Direction
From the entries below, please gather each line containing the string "howto".

Provided material
-.-.-
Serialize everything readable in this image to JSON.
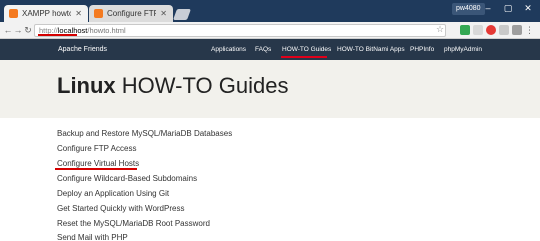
{
  "browser": {
    "tabs": [
      {
        "title": "XAMPP howto guides",
        "active": true
      },
      {
        "title": "Configure FTP Access",
        "active": false
      }
    ],
    "profile": "pw4080",
    "window_controls": {
      "minimize": "–",
      "maximize": "▢",
      "close": "✕"
    },
    "address": {
      "scheme": "http://",
      "host": "localhost",
      "path": "/howto.html"
    }
  },
  "site": {
    "brand": "Apache Friends",
    "nav": [
      {
        "label": "Applications",
        "active": false
      },
      {
        "label": "FAQs",
        "active": false
      },
      {
        "label": "HOW-TO Guides",
        "active": true
      },
      {
        "label": "HOW-TO BitNami Apps",
        "active": false
      },
      {
        "label": "PHPInfo",
        "active": false
      },
      {
        "label": "phpMyAdmin",
        "active": false
      }
    ]
  },
  "page": {
    "title_bold": "Linux",
    "title_rest": "HOW-TO Guides",
    "guides": [
      "Backup and Restore MySQL/MariaDB Databases",
      "Configure FTP Access",
      "Configure Virtual Hosts",
      "Configure Wildcard-Based Subdomains",
      "Deploy an Application Using Git",
      "Get Started Quickly with WordPress",
      "Reset the MySQL/MariaDB Root Password",
      "Send Mail with PHP"
    ]
  },
  "colors": {
    "tabstrip": "#1f3a5c",
    "site_header": "#27374a",
    "hero": "#f2f1ec",
    "highlight": "#d40000"
  }
}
-.-.-
Output of the task
        "title": "XAMPP howto guides",
      "path": "/howto.html"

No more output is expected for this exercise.